>> begin GIVEN DATA

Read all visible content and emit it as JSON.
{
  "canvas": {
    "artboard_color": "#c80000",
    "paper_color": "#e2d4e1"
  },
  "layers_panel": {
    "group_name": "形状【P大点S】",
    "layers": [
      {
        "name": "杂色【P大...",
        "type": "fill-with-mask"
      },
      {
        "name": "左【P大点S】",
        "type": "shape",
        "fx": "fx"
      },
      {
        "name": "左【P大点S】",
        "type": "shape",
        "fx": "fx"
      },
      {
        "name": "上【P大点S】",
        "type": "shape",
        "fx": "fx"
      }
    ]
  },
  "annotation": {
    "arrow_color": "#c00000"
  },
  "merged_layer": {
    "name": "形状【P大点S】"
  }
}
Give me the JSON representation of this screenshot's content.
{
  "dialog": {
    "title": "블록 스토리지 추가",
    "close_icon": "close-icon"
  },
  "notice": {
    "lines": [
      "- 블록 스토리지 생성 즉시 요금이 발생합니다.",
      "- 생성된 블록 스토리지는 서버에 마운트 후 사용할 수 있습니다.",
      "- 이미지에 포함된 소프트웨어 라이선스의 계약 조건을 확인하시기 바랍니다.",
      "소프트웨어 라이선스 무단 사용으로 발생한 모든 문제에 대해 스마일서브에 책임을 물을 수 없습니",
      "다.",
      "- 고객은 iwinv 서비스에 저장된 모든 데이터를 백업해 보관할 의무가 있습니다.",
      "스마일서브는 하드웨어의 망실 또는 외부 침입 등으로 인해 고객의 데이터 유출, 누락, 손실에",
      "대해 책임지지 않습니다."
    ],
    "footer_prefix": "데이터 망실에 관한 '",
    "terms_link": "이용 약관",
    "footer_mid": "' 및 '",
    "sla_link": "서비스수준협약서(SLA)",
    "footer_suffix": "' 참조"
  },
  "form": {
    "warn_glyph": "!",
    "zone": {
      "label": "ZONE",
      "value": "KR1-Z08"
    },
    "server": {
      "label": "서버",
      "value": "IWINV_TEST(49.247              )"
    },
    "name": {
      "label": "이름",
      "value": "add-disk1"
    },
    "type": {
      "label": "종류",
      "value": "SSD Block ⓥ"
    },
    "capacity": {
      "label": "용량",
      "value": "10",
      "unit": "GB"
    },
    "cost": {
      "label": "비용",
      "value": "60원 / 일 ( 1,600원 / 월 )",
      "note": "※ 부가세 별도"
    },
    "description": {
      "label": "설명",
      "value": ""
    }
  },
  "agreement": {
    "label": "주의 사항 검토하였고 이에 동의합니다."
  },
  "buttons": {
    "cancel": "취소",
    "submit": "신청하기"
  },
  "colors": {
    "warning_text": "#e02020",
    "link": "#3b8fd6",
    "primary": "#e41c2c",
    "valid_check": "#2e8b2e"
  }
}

>> end GIVEN DATA

● **EXERCISE REQUIREMENTS**
Please output the entries above, every line exactly as it reads.

● **ANSWER TO THIS TASK**
Read all visible content and emit it as JSON.
{
  "canvas": {
    "artboard_color": "#c80000",
    "paper_color": "#e2d4e1"
  },
  "layers_panel": {
    "group_name": "形状【P大点S】",
    "layers": [
      {
        "name": "杂色【P大...",
        "type": "fill-with-mask"
      },
      {
        "name": "左【P大点S】",
        "type": "shape",
        "fx": "fx"
      },
      {
        "name": "左【P大点S】",
        "type": "shape",
        "fx": "fx"
      },
      {
        "name": "上【P大点S】",
        "type": "shape",
        "fx": "fx"
      }
    ]
  },
  "annotation": {
    "arrow_color": "#c00000"
  },
  "merged_layer": {
    "name": "形状【P大点S】"
  }
}
Give me the JSON representation of this screenshot's content.
{
  "dialog": {
    "title": "블록 스토리지 추가",
    "close_icon": "close-icon"
  },
  "notice": {
    "lines": [
      "- 블록 스토리지 생성 즉시 요금이 발생합니다.",
      "- 생성된 블록 스토리지는 서버에 마운트 후 사용할 수 있습니다.",
      "- 이미지에 포함된 소프트웨어 라이선스의 계약 조건을 확인하시기 바랍니다.",
      "소프트웨어 라이선스 무단 사용으로 발생한 모든 문제에 대해 스마일서브에 책임을 물을 수 없습니",
      "다.",
      "- 고객은 iwinv 서비스에 저장된 모든 데이터를 백업해 보관할 의무가 있습니다.",
      "스마일서브는 하드웨어의 망실 또는 외부 침입 등으로 인해 고객의 데이터 유출, 누락, 손실에",
      "대해 책임지지 않습니다."
    ],
    "footer_prefix": "데이터 망실에 관한 '",
    "terms_link": "이용 약관",
    "footer_mid": "' 및 '",
    "sla_link": "서비스수준협약서(SLA)",
    "footer_suffix": "' 참조"
  },
  "form": {
    "warn_glyph": "!",
    "zone": {
      "label": "ZONE",
      "value": "KR1-Z08"
    },
    "server": {
      "label": "서버",
      "value": "IWINV_TEST(49.247              )"
    },
    "name": {
      "label": "이름",
      "value": "add-disk1"
    },
    "type": {
      "label": "종류",
      "value": "SSD Block ⓥ"
    },
    "capacity": {
      "label": "용량",
      "value": "10",
      "unit": "GB"
    },
    "cost": {
      "label": "비용",
      "value": "60원 / 일 ( 1,600원 / 월 )",
      "note": "※ 부가세 별도"
    },
    "description": {
      "label": "설명",
      "value": ""
    }
  },
  "agreement": {
    "label": "주의 사항 검토하였고 이에 동의합니다."
  },
  "buttons": {
    "cancel": "취소",
    "submit": "신청하기"
  },
  "colors": {
    "warning_text": "#e02020",
    "link": "#3b8fd6",
    "primary": "#e41c2c",
    "valid_check": "#2e8b2e"
  }
}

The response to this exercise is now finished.